From the entries that follow, extract each line holding the string "http".

(Dataset excerpt)
- - -

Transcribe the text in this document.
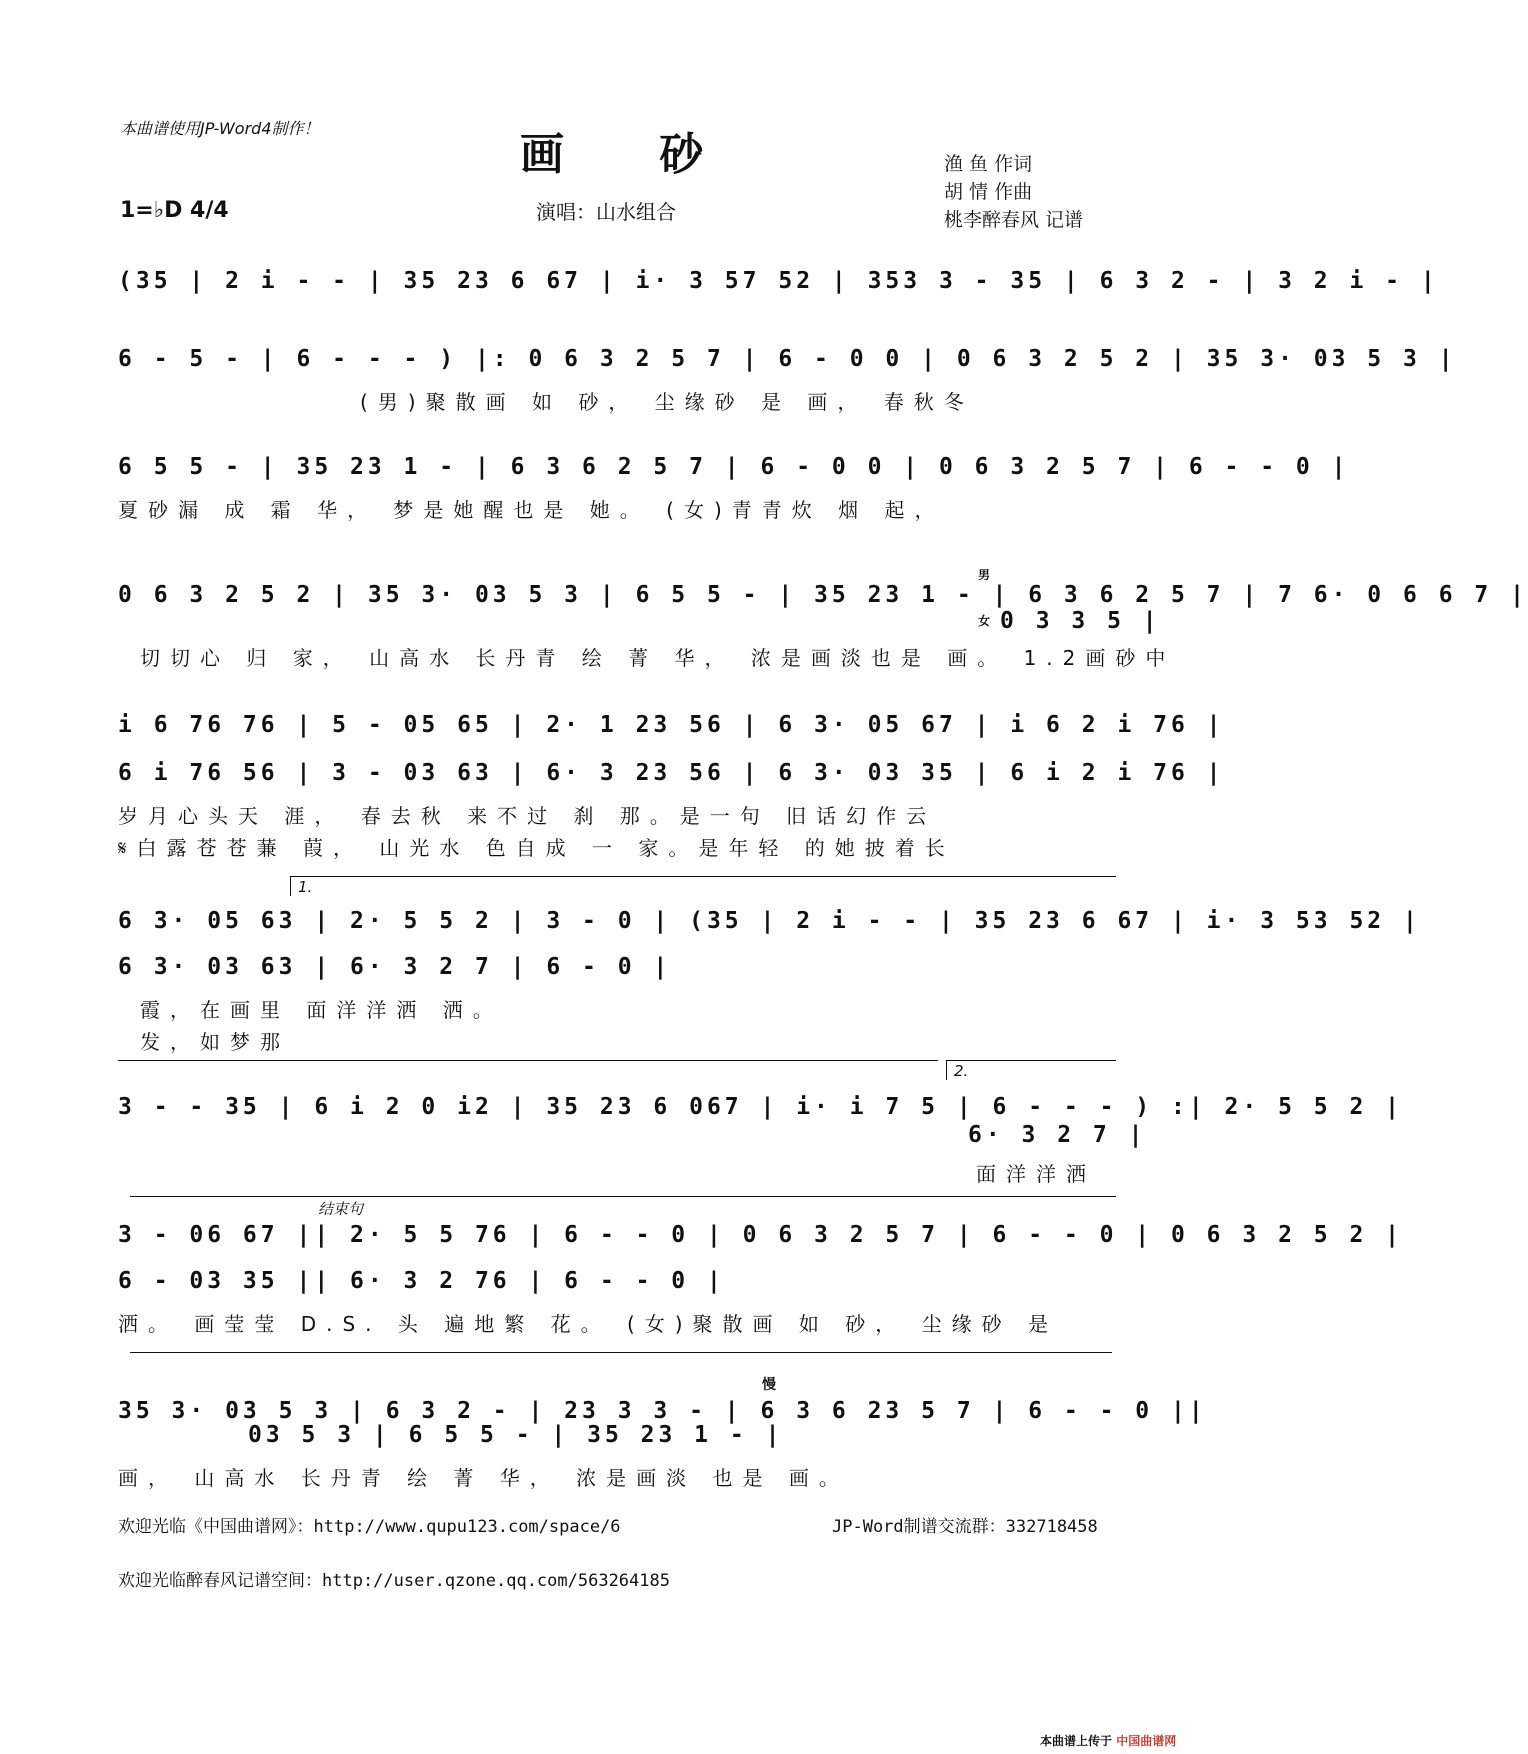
本曲谱使用JP-Word4制作！
画 砂
1=♭D 4/4	演唱：山水组合
渔 鱼 作词
胡 情 作曲
桃李醉春风 记谱
(35 | 2 i - - | 35 23 6 67 | i· 3 57 52 | 353 3 - 35 | 6 3 2 - | 3 2 i - |
6 - 5 - | 6 - - - ) |: 0 6 3 2 5 7 | 6 - 0 0 | 0 6 3 2 5 2 | 35 3· 03 5 3 |
(男)聚散画 如 砂， 尘缘砂 是 画， 春秋冬
6 5 5 - | 35 23 1 - | 6 3 6 2 5 7 | 6 - 0 0 | 0 6 3 2 5 7 | 6 - - 0 |
夏砂漏 成 霜 华， 梦是她醒也是 她。 (女)青青炊 烟 起，
0 6 3 2 5 2 | 35 3· 03 5 3 | 6 5 5 - | 35 23 1 - | 6 3 6 2 5 7 | 7 6· 0 6 6 7 |
0 3 3 5 |
男
女
切切心 归 家， 山高水 长丹青 绘 菁 华， 浓是画淡也是 画。 1.2画砂中
i 6 76 76 | 5 - 05 65 | 2· 1 23 56 | 6 3· 05 67 | i 6 2 i 76 |
6 i 76 56 | 3 - 03 63 | 6· 3 23 56 | 6 3· 03 35 | 6 i 2 i 76 |
岁月心头天 涯， 春去秋 来不过 刹 那。是一句 旧话幻作云
𝄋白露苍苍蒹 葭， 山光水 色自成 一 家。是年轻 的她披着长
1.
6 3· 05 63 | 2· 5 5 2 | 3 - 0 | (35 | 2 i - - | 35 23 6 67 | i· 3 53 52 |
6 3· 03 63 | 6· 3 2 7 | 6 - 0 |
霞，在画里 面洋洋洒 洒。
发，如梦那
2.
3 - - 35 | 6 i 2 0 i2 | 35 23 6 067 | i· i 7 5 | 6 - - - ) :| 2· 5 5 2 |
6· 3 2 7 |
面洋洋洒
结束句
3 - 06 67 || 2· 5 5 76 | 6 - - 0 | 0 6 3 2 5 7 | 6 - - 0 | 0 6 3 2 5 2 |
6 - 03 35 || 6· 3 2 76 | 6 - - 0 |
洒。 画莹莹 D.S. 头 遍地繁 花。 (女)聚散画 如 砂， 尘缘砂 是
慢
35 3· 03 5 3 | 6 3 2 - | 23 3 3 - | 6 3 6 23 5 7 | 6 - - 0 ||
03 5 3 | 6 5 5 - | 35 23 1 - |
画， 山高水 长丹青 绘 菁 华， 浓是画淡 也是 画。
欢迎光临《中国曲谱网》：http://www.qupu123.com/space/6	JP-Word制谱交流群：332718458
欢迎光临醉春风记谱空间：http://user.qzone.qq.com/563264185
本曲谱上传于 中国曲谱网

- - -

FINAL RESULT
欢迎光临《中国曲谱网》：http://www.qupu123.com/space/6	JP-Word制谱交流群：332718458
欢迎光临醉春风记谱空间：http://user.qzone.qq.com/563264185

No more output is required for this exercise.